§ Records provided
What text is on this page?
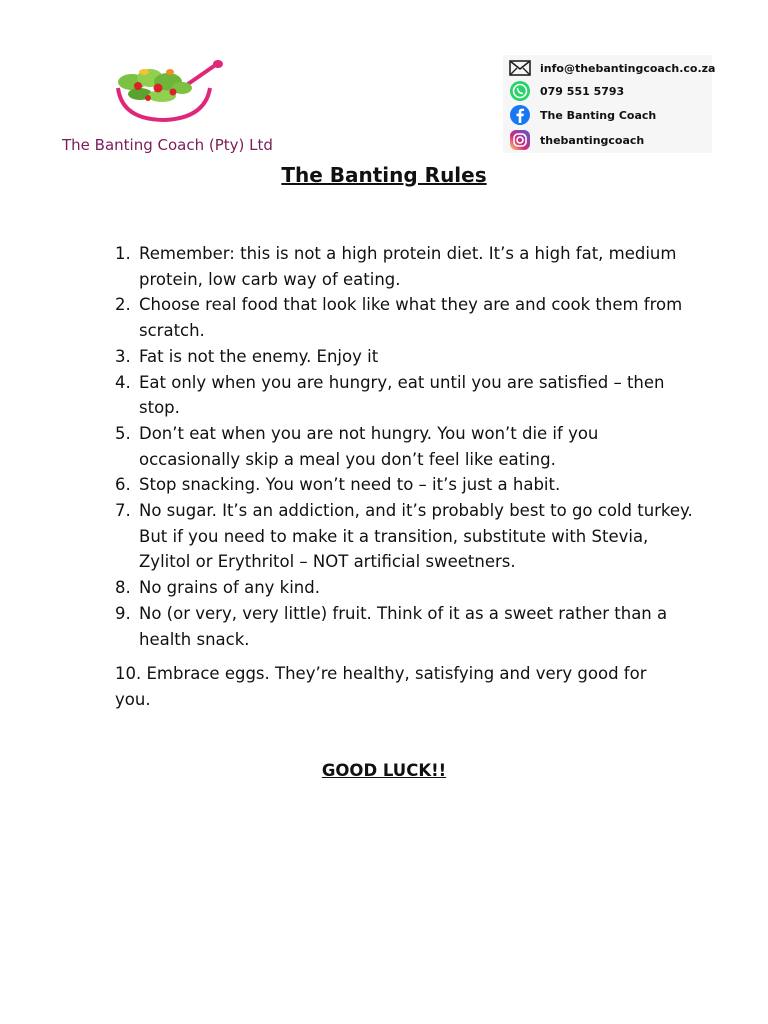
The Banting Coach (Pty) Ltd
info@thebantingcoach.co.za
079 551 5793
The Banting Coach
thebantingcoach
The Banting Rules
1. Remember: this is not a high protein diet. It’s a high fat, medium protein, low carb way of eating.
2. Choose real food that look like what they are and cook them from scratch.
3. Fat is not the enemy. Enjoy it
4. Eat only when you are hungry, eat until you are satisfied – then stop.
5. Don’t eat when you are not hungry. You won’t die if you occasionally skip a meal you don’t feel like eating.
6. Stop snacking. You won’t need to – it’s just a habit.
7. No sugar. It’s an addiction, and it’s probably best to go cold turkey. But if you need to make it a transition, substitute with Stevia, Zylitol or Erythritol – NOT artificial sweetners.
8. No grains of any kind.
9. No (or very, very little) fruit. Think of it as a sweet rather than a health snack.
10. Embrace eggs. They’re healthy, satisfying and very good for you.
GOOD LUCK!!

§ Exercise goal
I'd like every record printed exactly, with the pictures left out.

§ Result
What text is on this page?
The Banting Coach (Pty) Ltd
info@thebantingcoach.co.za
079 551 5793
The Banting Coach
thebantingcoach
The Banting Rules
1. Remember: this is not a high protein diet. It’s a high fat, medium protein, low carb way of eating.
2. Choose real food that look like what they are and cook them from scratch.
3. Fat is not the enemy. Enjoy it
4. Eat only when you are hungry, eat until you are satisfied – then stop.
5. Don’t eat when you are not hungry. You won’t die if you occasionally skip a meal you don’t feel like eating.
6. Stop snacking. You won’t need to – it’s just a habit.
7. No sugar. It’s an addiction, and it’s probably best to go cold turkey. But if you need to make it a transition, substitute with Stevia, Zylitol or Erythritol – NOT artificial sweetners.
8. No grains of any kind.
9. No (or very, very little) fruit. Think of it as a sweet rather than a health snack.
10. Embrace eggs. They’re healthy, satisfying and very good for you.
GOOD LUCK!!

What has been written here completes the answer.